**WHAT YOU ARE ASKED TO DO**: Pick out all lines in the listing holding the string "amount" and copy them.

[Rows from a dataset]

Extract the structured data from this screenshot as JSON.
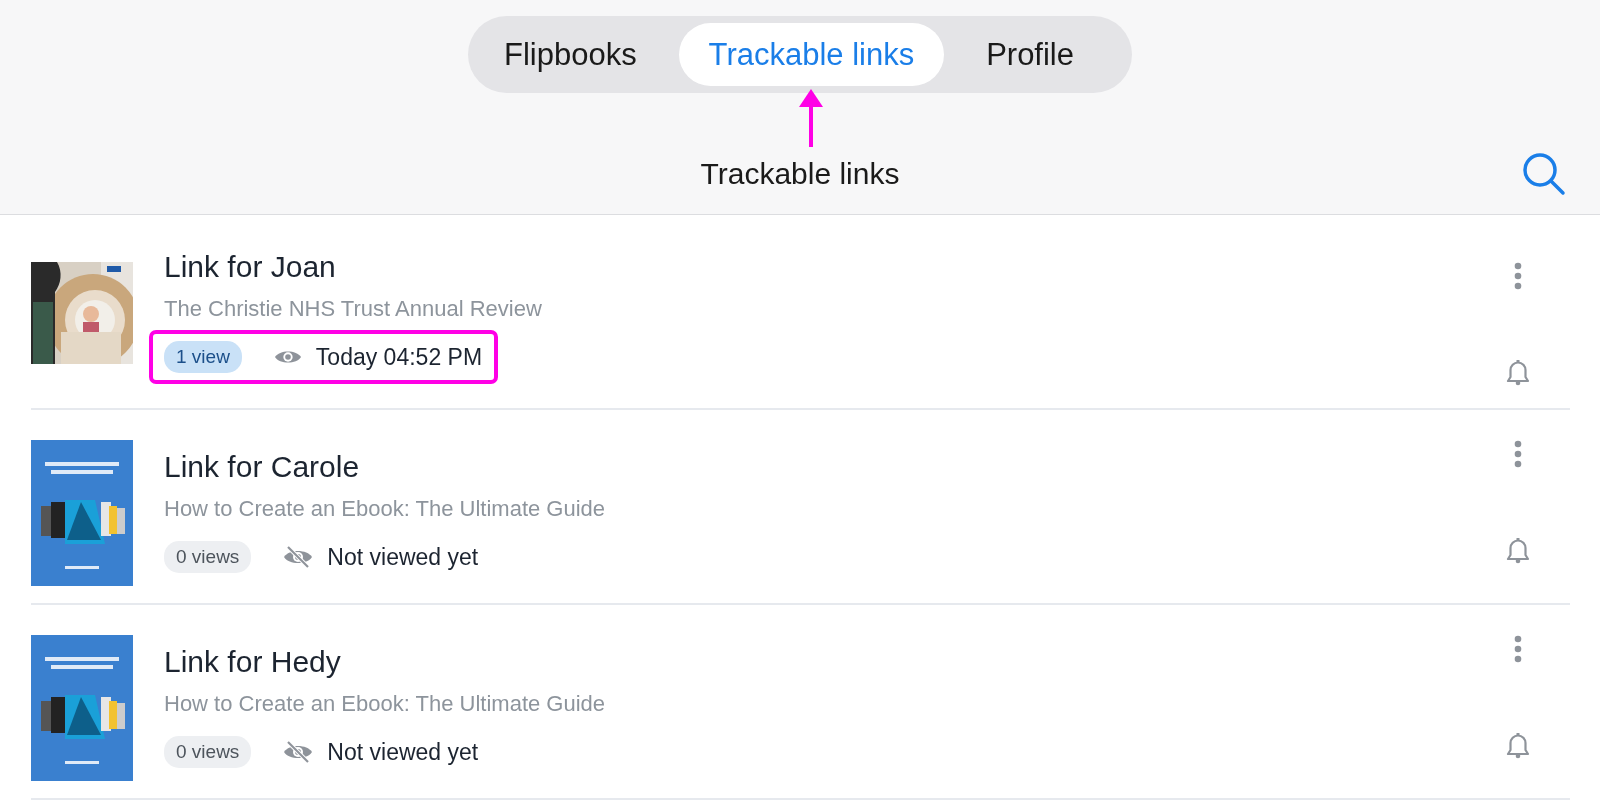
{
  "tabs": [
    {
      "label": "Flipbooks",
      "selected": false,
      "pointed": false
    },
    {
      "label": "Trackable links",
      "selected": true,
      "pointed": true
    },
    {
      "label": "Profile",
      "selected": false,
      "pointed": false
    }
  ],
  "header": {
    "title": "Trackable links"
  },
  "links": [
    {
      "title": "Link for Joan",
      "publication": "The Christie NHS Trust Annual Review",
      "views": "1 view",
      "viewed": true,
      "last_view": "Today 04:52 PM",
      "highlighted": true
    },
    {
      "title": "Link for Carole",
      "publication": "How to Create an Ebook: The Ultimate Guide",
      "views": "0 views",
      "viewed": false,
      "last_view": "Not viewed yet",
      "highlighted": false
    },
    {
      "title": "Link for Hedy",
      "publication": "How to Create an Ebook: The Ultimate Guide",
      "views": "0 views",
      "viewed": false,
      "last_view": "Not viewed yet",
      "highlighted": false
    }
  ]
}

--

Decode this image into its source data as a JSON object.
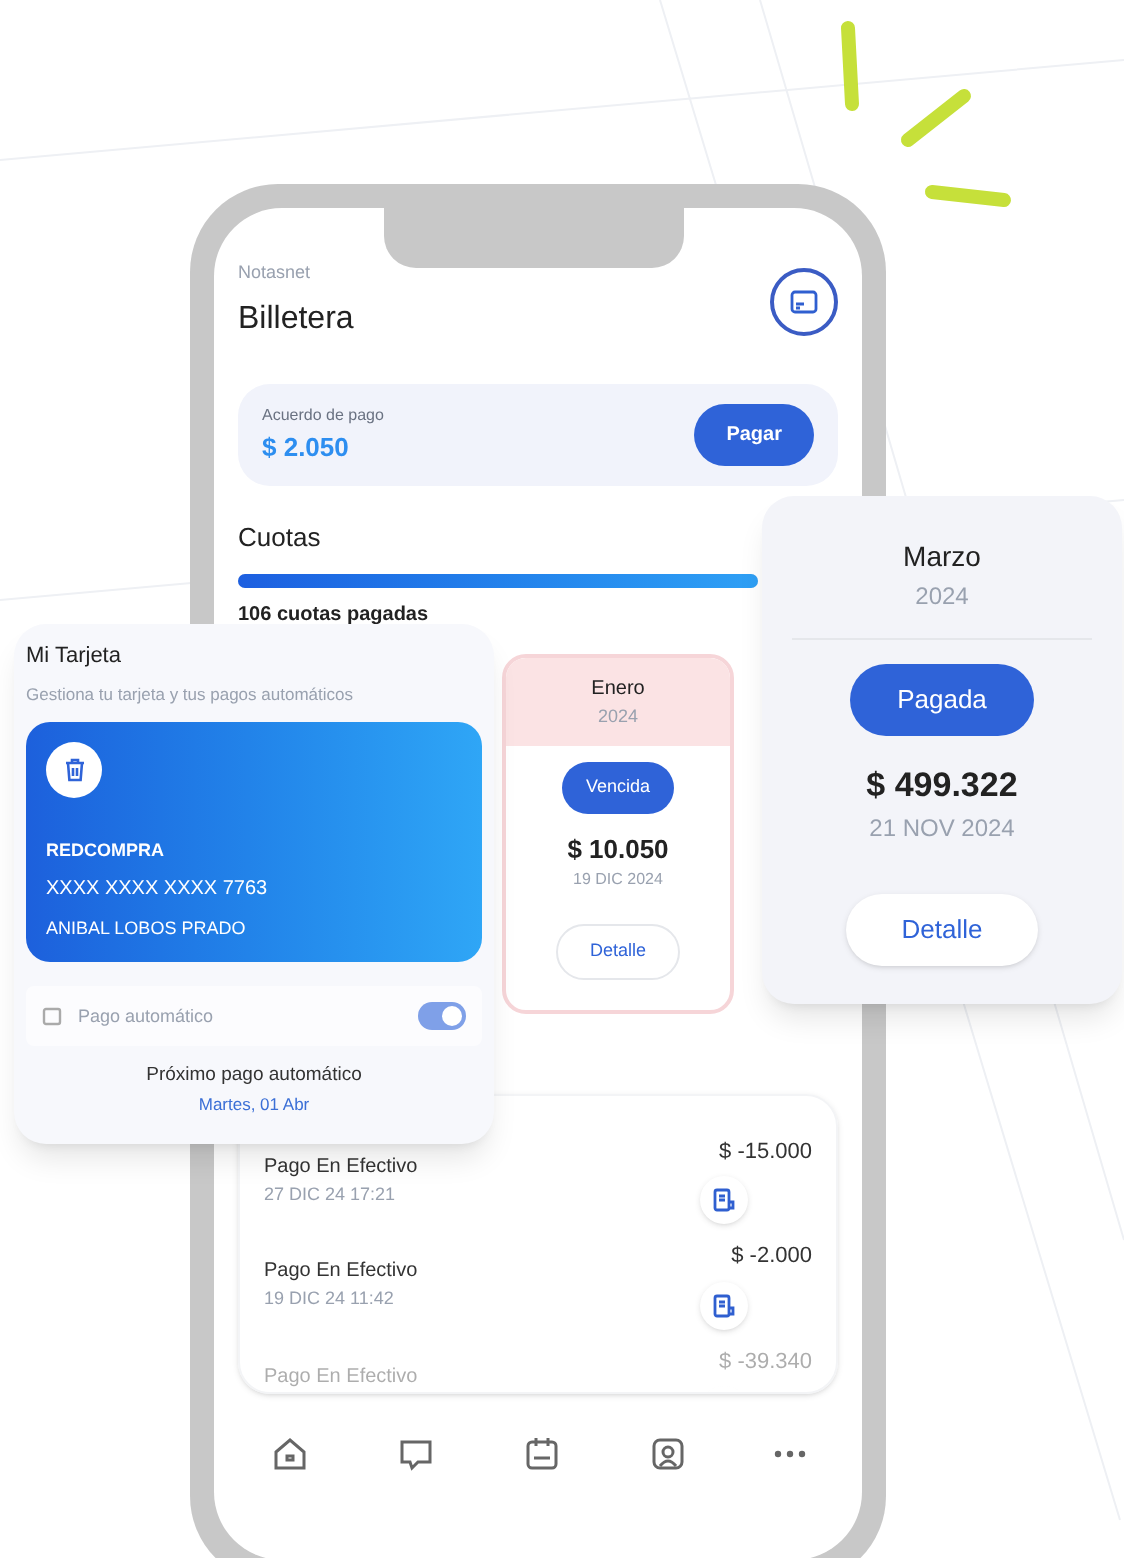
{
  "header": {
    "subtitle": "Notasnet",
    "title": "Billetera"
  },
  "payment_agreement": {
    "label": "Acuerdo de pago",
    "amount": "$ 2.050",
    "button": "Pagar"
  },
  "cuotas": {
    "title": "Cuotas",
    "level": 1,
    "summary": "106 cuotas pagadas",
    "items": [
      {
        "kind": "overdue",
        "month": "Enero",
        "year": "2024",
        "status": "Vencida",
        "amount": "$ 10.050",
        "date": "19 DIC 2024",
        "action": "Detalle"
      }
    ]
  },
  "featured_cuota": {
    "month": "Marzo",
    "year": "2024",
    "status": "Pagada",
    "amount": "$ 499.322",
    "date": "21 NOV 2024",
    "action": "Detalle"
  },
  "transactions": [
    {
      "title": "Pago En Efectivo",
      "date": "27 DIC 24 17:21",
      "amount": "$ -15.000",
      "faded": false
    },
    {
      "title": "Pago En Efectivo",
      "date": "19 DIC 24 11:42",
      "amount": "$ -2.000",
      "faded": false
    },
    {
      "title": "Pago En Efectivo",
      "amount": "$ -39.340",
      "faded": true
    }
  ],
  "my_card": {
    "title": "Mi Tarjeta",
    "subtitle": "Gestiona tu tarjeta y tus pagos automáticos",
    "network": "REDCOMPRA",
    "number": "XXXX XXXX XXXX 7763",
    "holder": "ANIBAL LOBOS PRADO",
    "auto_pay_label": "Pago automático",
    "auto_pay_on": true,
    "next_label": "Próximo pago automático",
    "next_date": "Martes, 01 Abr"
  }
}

**WRITTEN RESPONSE**:
    "amount": "$ 2.050",
        "amount": "$ 10.050",
    "amount": "$ 499.322",
      "amount": "$ -15.000",
      "amount": "$ -2.000",
      "amount": "$ -39.340",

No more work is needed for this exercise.